Copy out each line that mentions the word "Correlation".
===============
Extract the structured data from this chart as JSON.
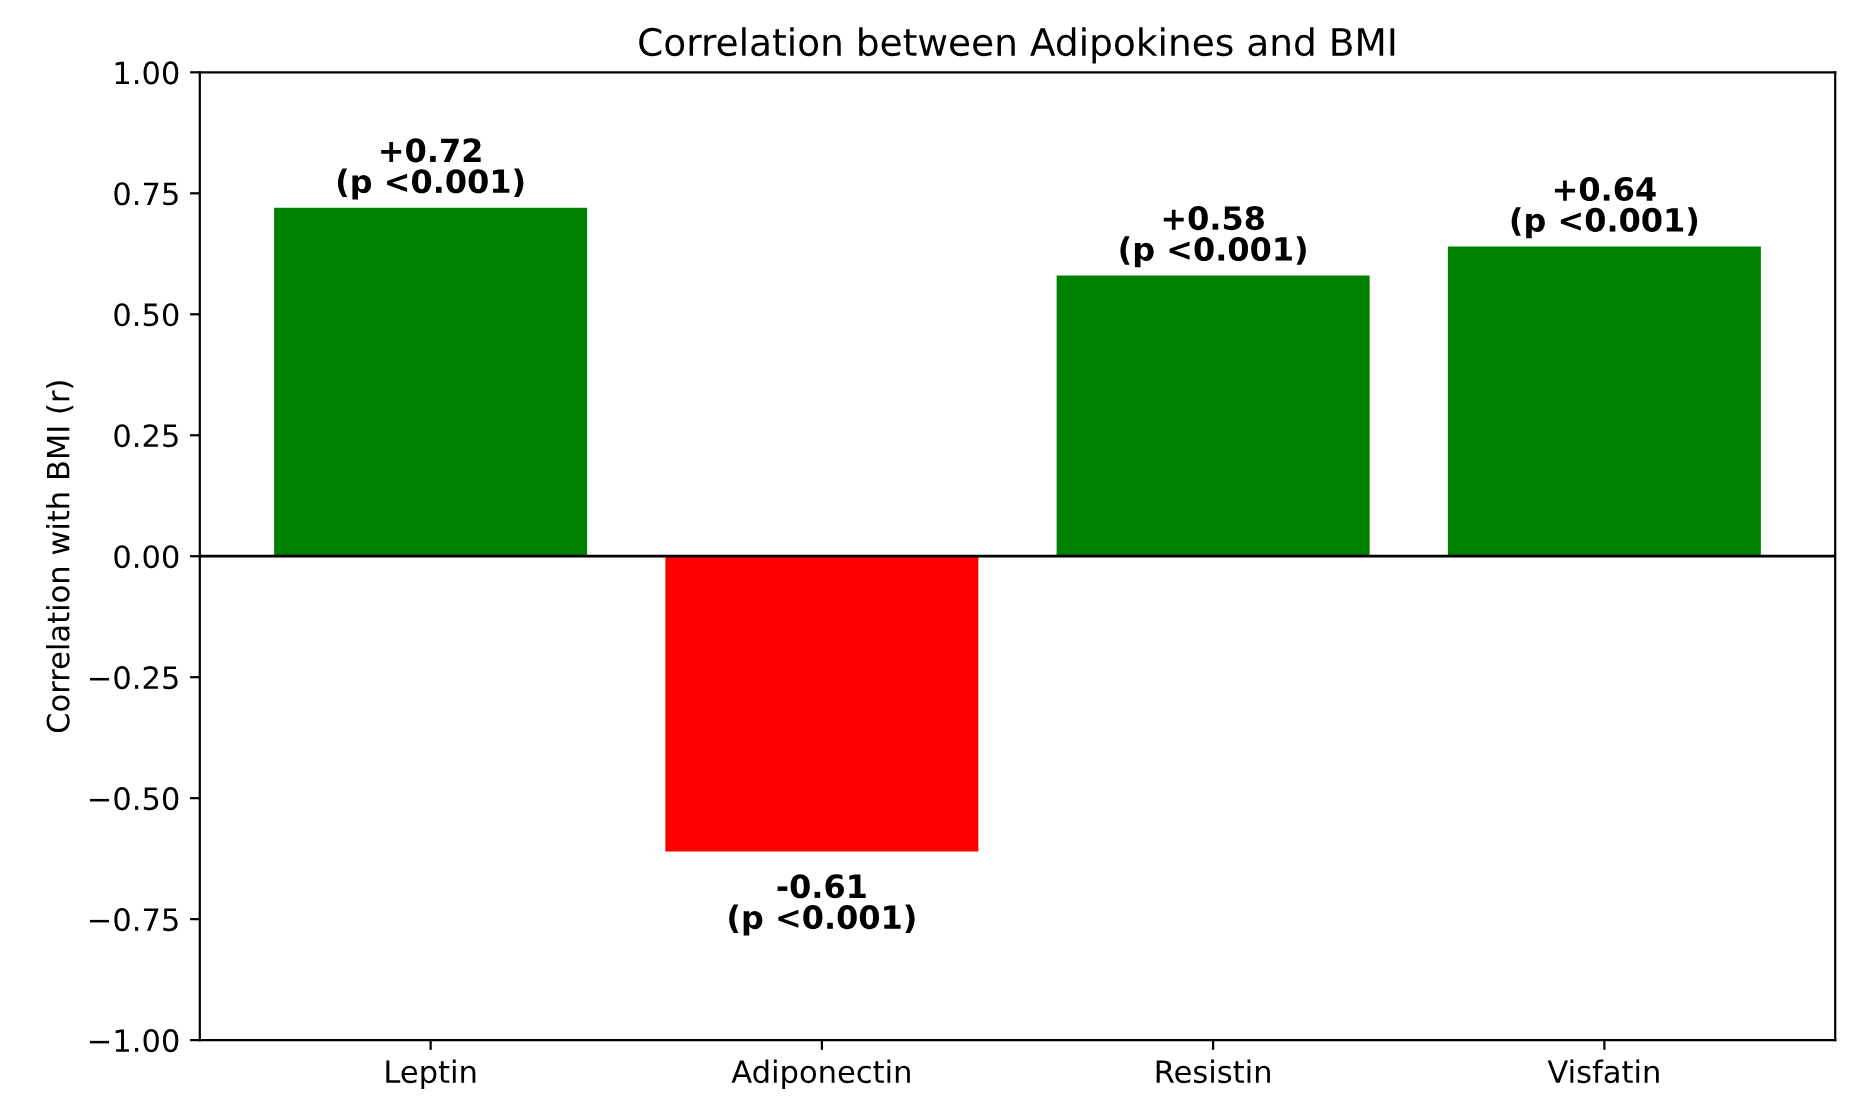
{
  "chart_data": {
    "type": "bar",
    "title": "Correlation between Adipokines and BMI",
    "ylabel": "Correlation with BMI (r)",
    "categories": [
      "Leptin",
      "Adiponectin",
      "Resistin",
      "Visfatin"
    ],
    "values": [
      0.72,
      -0.61,
      0.58,
      0.64
    ],
    "colors": [
      "#008000",
      "#ff0000",
      "#008000",
      "#008000"
    ],
    "value_labels": [
      "+0.72\n(p <0.001)",
      "-0.61\n(p <0.001)",
      "+0.58\n(p <0.001)",
      "+0.64\n(p <0.001)"
    ],
    "ylim": [
      -1.0,
      1.0
    ],
    "yticks": [
      {
        "value": -1.0,
        "label": "−1.00"
      },
      {
        "value": -0.75,
        "label": "−0.75"
      },
      {
        "value": -0.5,
        "label": "−0.50"
      },
      {
        "value": -0.25,
        "label": "−0.25"
      },
      {
        "value": 0,
        "label": "0.00"
      },
      {
        "value": 0.25,
        "label": "0.25"
      },
      {
        "value": 0.5,
        "label": "0.50"
      },
      {
        "value": 0.75,
        "label": "0.75"
      },
      {
        "value": 1.0,
        "label": "1.00"
      }
    ],
    "ref_lines": [
      {
        "axis": "y",
        "value": 0,
        "color": "#000000",
        "line_style": "solid"
      }
    ],
    "grid": false,
    "legend": false
  }
}
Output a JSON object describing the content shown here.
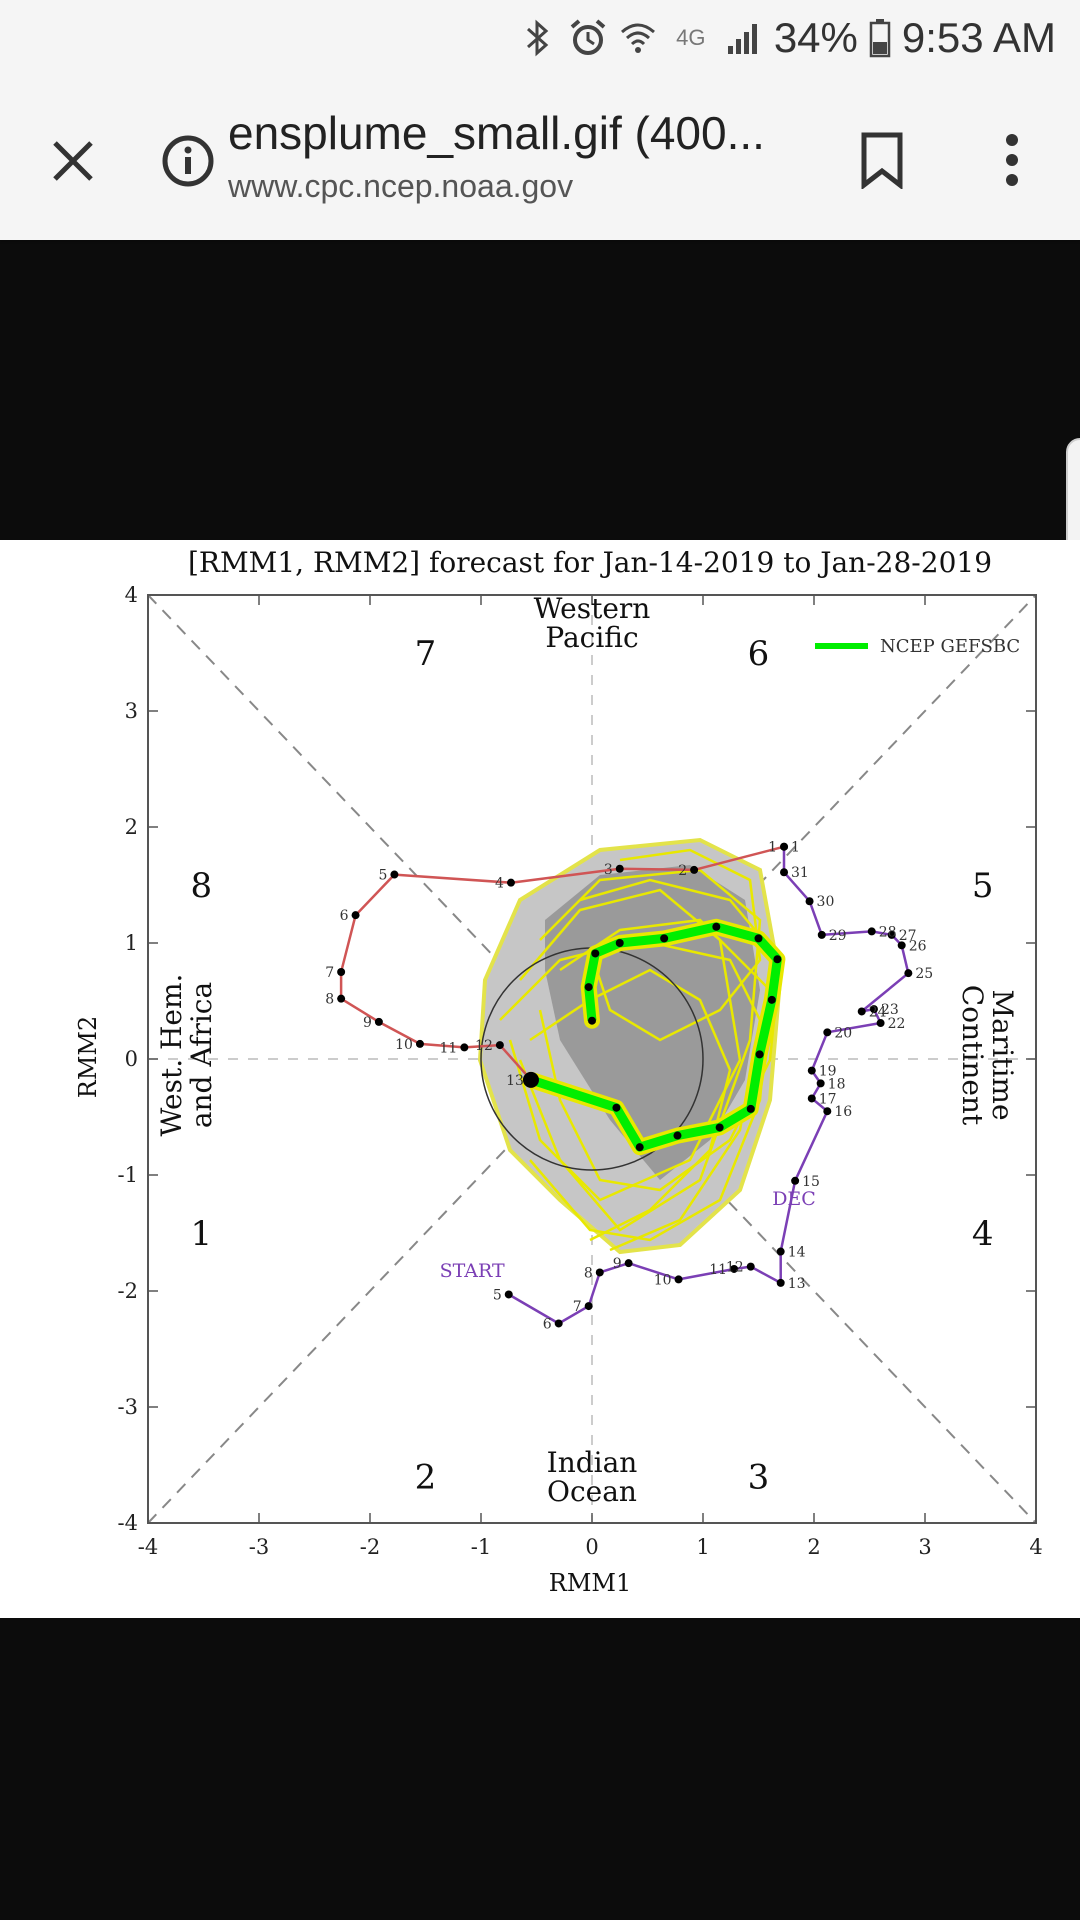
{
  "status_bar": {
    "icons": [
      "bluetooth-icon",
      "alarm-icon",
      "wifi-icon",
      "4g-icon",
      "signal-icon",
      "battery-icon"
    ],
    "network": "4G",
    "battery": "34%",
    "time": "9:53 AM"
  },
  "toolbar": {
    "title": "ensplume_small.gif (400...",
    "url": "www.cpc.ncep.noaa.gov",
    "close_icon": "close-icon",
    "info_icon": "info-icon",
    "bookmark_icon": "bookmark-icon",
    "menu_icon": "more-vert-icon"
  },
  "chart_data": {
    "type": "scatter",
    "title": "[RMM1, RMM2] forecast for Jan-14-2019 to Jan-28-2019",
    "xlabel": "RMM1",
    "ylabel": "RMM2",
    "xlim": [
      -4,
      4
    ],
    "ylim": [
      -4,
      4
    ],
    "xticks": [
      "-4",
      "-3",
      "-2",
      "-1",
      "0",
      "1",
      "2",
      "3",
      "4"
    ],
    "yticks": [
      "4",
      "3",
      "2",
      "1",
      "0",
      "-1",
      "-2",
      "-3",
      "-4"
    ],
    "phase_labels": [
      {
        "text": "1",
        "x": -3.52,
        "y": -1.5
      },
      {
        "text": "2",
        "x": -1.5,
        "y": -3.6
      },
      {
        "text": "3",
        "x": 1.5,
        "y": -3.6
      },
      {
        "text": "4",
        "x": 3.52,
        "y": -1.5
      },
      {
        "text": "5",
        "x": 3.52,
        "y": 1.5
      },
      {
        "text": "6",
        "x": 1.5,
        "y": 3.5
      },
      {
        "text": "7",
        "x": -1.5,
        "y": 3.5
      },
      {
        "text": "8",
        "x": -3.52,
        "y": 1.5
      }
    ],
    "region_labels": {
      "top": [
        "Western",
        "Pacific"
      ],
      "bottom": [
        "Indian",
        "Ocean"
      ],
      "left": [
        "West. Hem.",
        "and Africa"
      ],
      "right": [
        "Maritime",
        "Continent"
      ]
    },
    "legend": {
      "label": "NCEP GEFSBC",
      "color": "#00ee00",
      "position": "top-right"
    },
    "annotations": [
      {
        "text": "START",
        "x": -1.08,
        "y": -1.88,
        "color": "#7b3fb5"
      },
      {
        "text": "DEC",
        "x": 1.82,
        "y": -1.26,
        "color": "#7b3fb5"
      }
    ],
    "series": [
      {
        "color": "#7b3fb5",
        "points": [
          {
            "x": -0.75,
            "y": -2.03,
            "label": "5"
          },
          {
            "x": -0.3,
            "y": -2.28,
            "label": "6"
          },
          {
            "x": -0.03,
            "y": -2.13,
            "label": "7"
          },
          {
            "x": 0.07,
            "y": -1.84,
            "label": "8"
          },
          {
            "x": 0.33,
            "y": -1.76,
            "label": "9"
          },
          {
            "x": 0.78,
            "y": -1.9,
            "label": "10"
          },
          {
            "x": 1.28,
            "y": -1.81,
            "label": "11"
          },
          {
            "x": 1.43,
            "y": -1.79,
            "label": "12"
          },
          {
            "x": 1.7,
            "y": -1.93,
            "label": "13"
          },
          {
            "x": 1.7,
            "y": -1.66,
            "label": "14"
          },
          {
            "x": 1.83,
            "y": -1.05,
            "label": "15"
          },
          {
            "x": 2.12,
            "y": -0.45,
            "label": "16"
          },
          {
            "x": 1.98,
            "y": -0.34,
            "label": "17"
          },
          {
            "x": 2.06,
            "y": -0.21,
            "label": "18"
          },
          {
            "x": 1.98,
            "y": -0.1,
            "label": "19"
          },
          {
            "x": 2.12,
            "y": 0.23,
            "label": "20"
          },
          {
            "x": 2.6,
            "y": 0.31,
            "label": "22"
          },
          {
            "x": 2.54,
            "y": 0.43,
            "label": "23"
          },
          {
            "x": 2.43,
            "y": 0.41,
            "label": "24"
          },
          {
            "x": 2.85,
            "y": 0.74,
            "label": "25"
          },
          {
            "x": 2.79,
            "y": 0.98,
            "label": "26"
          },
          {
            "x": 2.7,
            "y": 1.07,
            "label": "27"
          },
          {
            "x": 2.52,
            "y": 1.1,
            "label": "28"
          },
          {
            "x": 2.07,
            "y": 1.07,
            "label": "29"
          },
          {
            "x": 1.96,
            "y": 1.36,
            "label": "30"
          },
          {
            "x": 1.73,
            "y": 1.61,
            "label": "31"
          },
          {
            "x": 1.73,
            "y": 1.83,
            "label": "1"
          }
        ]
      },
      {
        "color": "#d05555",
        "points": [
          {
            "x": 1.73,
            "y": 1.83,
            "label": "1"
          },
          {
            "x": 0.92,
            "y": 1.63,
            "label": "2"
          },
          {
            "x": 0.25,
            "y": 1.64,
            "label": "3"
          },
          {
            "x": -0.73,
            "y": 1.52,
            "label": "4"
          },
          {
            "x": -1.78,
            "y": 1.59,
            "label": "5"
          },
          {
            "x": -2.13,
            "y": 1.24,
            "label": "6"
          },
          {
            "x": -2.26,
            "y": 0.75,
            "label": "7"
          },
          {
            "x": -2.26,
            "y": 0.52,
            "label": "8"
          },
          {
            "x": -1.92,
            "y": 0.32,
            "label": "9"
          },
          {
            "x": -1.55,
            "y": 0.13,
            "label": "10"
          },
          {
            "x": -1.15,
            "y": 0.1,
            "label": "11"
          },
          {
            "x": -0.83,
            "y": 0.12,
            "label": "12"
          },
          {
            "x": -0.55,
            "y": -0.18,
            "label": "13"
          }
        ]
      },
      {
        "name": "NCEP GEFSBC",
        "color": "#00ee00",
        "points": [
          {
            "x": -0.55,
            "y": -0.18
          },
          {
            "x": 0.22,
            "y": -0.42
          },
          {
            "x": 0.43,
            "y": -0.76
          },
          {
            "x": 0.77,
            "y": -0.66
          },
          {
            "x": 1.15,
            "y": -0.59
          },
          {
            "x": 1.43,
            "y": -0.43
          },
          {
            "x": 1.51,
            "y": 0.04
          },
          {
            "x": 1.62,
            "y": 0.51
          },
          {
            "x": 1.67,
            "y": 0.86
          },
          {
            "x": 1.5,
            "y": 1.04
          },
          {
            "x": 1.12,
            "y": 1.14
          },
          {
            "x": 0.65,
            "y": 1.04
          },
          {
            "x": 0.25,
            "y": 1.0
          },
          {
            "x": 0.03,
            "y": 0.91
          },
          {
            "x": -0.03,
            "y": 0.62
          },
          {
            "x": 0.0,
            "y": 0.33
          }
        ]
      }
    ]
  }
}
===============
WRITTEN ANSWER:
    "title": "Correlation between Adipokines and BMI",
    "ylabel": "Correlation with BMI (r)",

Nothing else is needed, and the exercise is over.